• [Stated task]: Transcribe each entry below exactly. Pictures do not go in the copy.

• [Listed records]:
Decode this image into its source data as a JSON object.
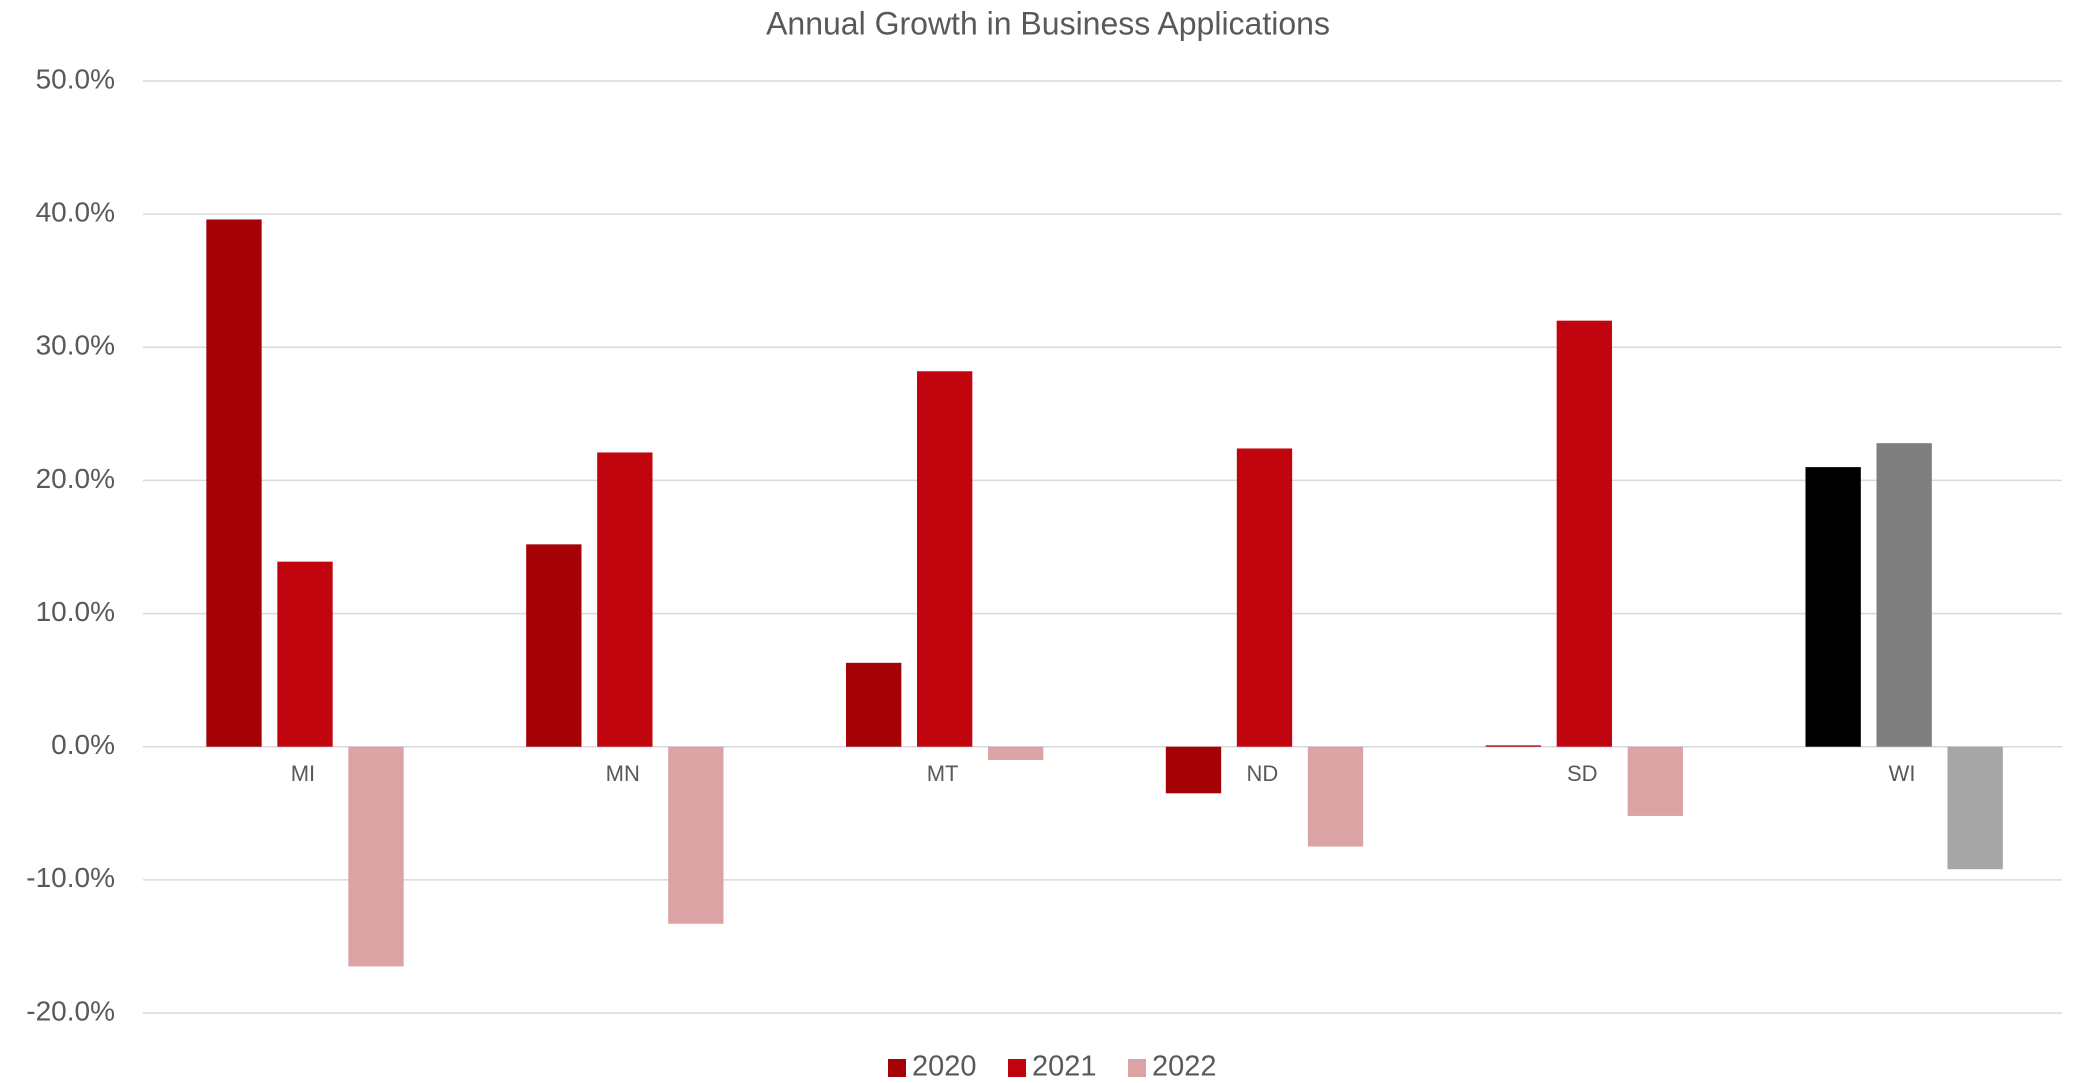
{
  "chart_data": {
    "type": "bar",
    "title": "Annual Growth in Business Applications",
    "categories": [
      "MI",
      "MN",
      "MT",
      "ND",
      "SD",
      "WI"
    ],
    "series": [
      {
        "name": "2020",
        "color": "#a50208",
        "colors": [
          "#a50208",
          "#a50208",
          "#a50208",
          "#a50208",
          "#a50208",
          "#000000"
        ],
        "values": [
          39.6,
          15.2,
          6.3,
          -3.5,
          0.1,
          21.0
        ]
      },
      {
        "name": "2021",
        "color": "#c1050f",
        "colors": [
          "#c1050f",
          "#c1050f",
          "#c1050f",
          "#c1050f",
          "#c1050f",
          "#7f7f7f"
        ],
        "values": [
          13.9,
          22.1,
          28.2,
          22.4,
          32.0,
          22.8
        ]
      },
      {
        "name": "2022",
        "color": "#dca3a5",
        "colors": [
          "#dca3a5",
          "#dca3a5",
          "#dca3a5",
          "#dca3a5",
          "#dca3a5",
          "#a6a6a6"
        ],
        "values": [
          -16.5,
          -13.3,
          -1.0,
          -7.5,
          -5.2,
          -9.2
        ]
      }
    ],
    "ylim": [
      -20,
      50
    ],
    "yticks": [
      {
        "value": -20,
        "label": "-20.0%"
      },
      {
        "value": -10,
        "label": "-10.0%"
      },
      {
        "value": 0,
        "label": "0.0%"
      },
      {
        "value": 10,
        "label": "10.0%"
      },
      {
        "value": 20,
        "label": "20.0%"
      },
      {
        "value": 30,
        "label": "30.0%"
      },
      {
        "value": 40,
        "label": "40.0%"
      },
      {
        "value": 50,
        "label": "50.0%"
      }
    ],
    "grid": true,
    "legend": "bottom"
  }
}
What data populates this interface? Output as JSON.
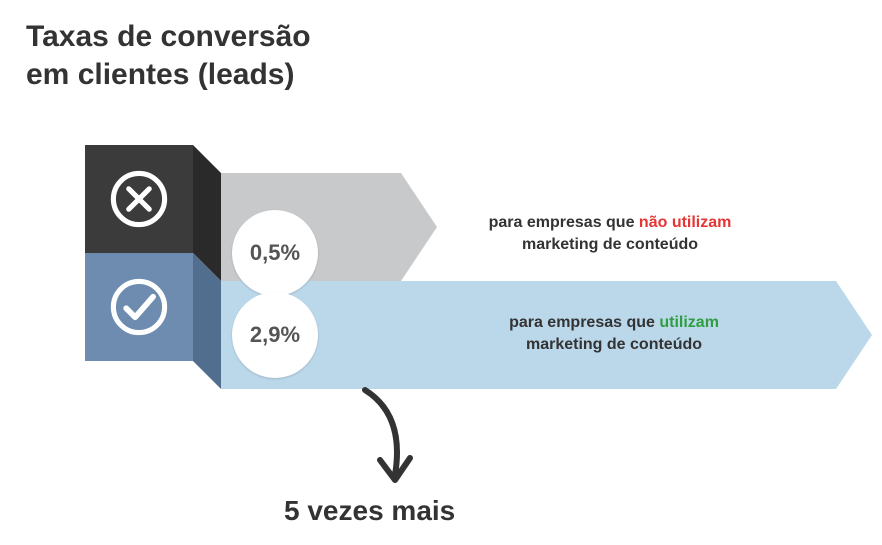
{
  "title": {
    "line1": "Taxas de conversão",
    "line2": "em clientes (leads)",
    "fontsize": 30,
    "color": "#333333"
  },
  "layout": {
    "iconBoxLeft": 85,
    "iconBoxTopDark": 145,
    "iconBoxTopBlue": 253,
    "iconBoxSize": 108,
    "foldOffset": 28,
    "arrowLeft": 221,
    "arrow1Top": 173,
    "arrow1BodyWidth": 180,
    "arrow2Top": 281,
    "arrow2BodyWidth": 615,
    "circle1Left": 232,
    "circle1Top": 210,
    "circle2Left": 232,
    "circle2Top": 292,
    "desc1Left": 440,
    "desc1Top": 212,
    "desc2Left": 454,
    "desc2Top": 312,
    "bottomLabelLeft": 284,
    "bottomLabelTop": 495
  },
  "colors": {
    "darkBox": "#3b3b3b",
    "darkFold": "#2a2a2a",
    "blueBox": "#6d8caf",
    "blueFold": "#526e8e",
    "grayArrow": "#c7c9cb",
    "lightBlueArrow": "#bbd7ea",
    "iconStroke": "#ffffff",
    "circleBg": "#ffffff",
    "circleText": "#555555",
    "descText": "#333333",
    "highlightNeg": "#e53535",
    "highlightPos": "#2e9e3f",
    "arrowCurve": "#333333"
  },
  "rows": [
    {
      "id": "no-content",
      "icon": "x-circle",
      "value": "0,5%",
      "desc_pre": "para empresas que ",
      "desc_hl": "não utilizam",
      "desc_post_line2": "marketing de conteúdo",
      "hlColor": "highlightNeg"
    },
    {
      "id": "with-content",
      "icon": "check-circle",
      "value": "2,9%",
      "desc_pre": "para empresas que ",
      "desc_hl": "utilizam",
      "desc_post_line2": "marketing de conteúdo",
      "hlColor": "highlightPos"
    }
  ],
  "bottom": {
    "label": "5 vezes mais",
    "fontsize": 28
  },
  "fonts": {
    "circleValue": 22,
    "descText": 16
  }
}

• [Task answer]:
Decode this image into its source data as a JSON object.
{
  "chart_data": {
    "type": "bar",
    "title": "Annual Growth in Business Applications",
    "categories": [
      "MI",
      "MN",
      "MT",
      "ND",
      "SD",
      "WI"
    ],
    "series": [
      {
        "name": "2020",
        "color": "#a50208",
        "colors": [
          "#a50208",
          "#a50208",
          "#a50208",
          "#a50208",
          "#a50208",
          "#000000"
        ],
        "values": [
          39.6,
          15.2,
          6.3,
          -3.5,
          0.1,
          21.0
        ]
      },
      {
        "name": "2021",
        "color": "#c1050f",
        "colors": [
          "#c1050f",
          "#c1050f",
          "#c1050f",
          "#c1050f",
          "#c1050f",
          "#7f7f7f"
        ],
        "values": [
          13.9,
          22.1,
          28.2,
          22.4,
          32.0,
          22.8
        ]
      },
      {
        "name": "2022",
        "color": "#dca3a5",
        "colors": [
          "#dca3a5",
          "#dca3a5",
          "#dca3a5",
          "#dca3a5",
          "#dca3a5",
          "#a6a6a6"
        ],
        "values": [
          -16.5,
          -13.3,
          -1.0,
          -7.5,
          -5.2,
          -9.2
        ]
      }
    ],
    "ylim": [
      -20,
      50
    ],
    "yticks": [
      {
        "value": -20,
        "label": "-20.0%"
      },
      {
        "value": -10,
        "label": "-10.0%"
      },
      {
        "value": 0,
        "label": "0.0%"
      },
      {
        "value": 10,
        "label": "10.0%"
      },
      {
        "value": 20,
        "label": "20.0%"
      },
      {
        "value": 30,
        "label": "30.0%"
      },
      {
        "value": 40,
        "label": "40.0%"
      },
      {
        "value": 50,
        "label": "50.0%"
      }
    ],
    "grid": true,
    "legend": "bottom"
  }
}
What data populates this interface? Output as JSON.
{
  "title": {
    "line1": "Taxas de conversão",
    "line2": "em clientes (leads)",
    "fontsize": 30,
    "color": "#333333"
  },
  "layout": {
    "iconBoxLeft": 85,
    "iconBoxTopDark": 145,
    "iconBoxTopBlue": 253,
    "iconBoxSize": 108,
    "foldOffset": 28,
    "arrowLeft": 221,
    "arrow1Top": 173,
    "arrow1BodyWidth": 180,
    "arrow2Top": 281,
    "arrow2BodyWidth": 615,
    "circle1Left": 232,
    "circle1Top": 210,
    "circle2Left": 232,
    "circle2Top": 292,
    "desc1Left": 440,
    "desc1Top": 212,
    "desc2Left": 454,
    "desc2Top": 312,
    "bottomLabelLeft": 284,
    "bottomLabelTop": 495
  },
  "colors": {
    "darkBox": "#3b3b3b",
    "darkFold": "#2a2a2a",
    "blueBox": "#6d8caf",
    "blueFold": "#526e8e",
    "grayArrow": "#c7c9cb",
    "lightBlueArrow": "#bbd7ea",
    "iconStroke": "#ffffff",
    "circleBg": "#ffffff",
    "circleText": "#555555",
    "descText": "#333333",
    "highlightNeg": "#e53535",
    "highlightPos": "#2e9e3f",
    "arrowCurve": "#333333"
  },
  "rows": [
    {
      "id": "no-content",
      "icon": "x-circle",
      "value": "0,5%",
      "desc_pre": "para empresas que ",
      "desc_hl": "não utilizam",
      "desc_post_line2": "marketing de conteúdo",
      "hlColor": "highlightNeg"
    },
    {
      "id": "with-content",
      "icon": "check-circle",
      "value": "2,9%",
      "desc_pre": "para empresas que ",
      "desc_hl": "utilizam",
      "desc_post_line2": "marketing de conteúdo",
      "hlColor": "highlightPos"
    }
  ],
  "bottom": {
    "label": "5 vezes mais",
    "fontsize": 28
  },
  "fonts": {
    "circleValue": 22,
    "descText": 16
  }
}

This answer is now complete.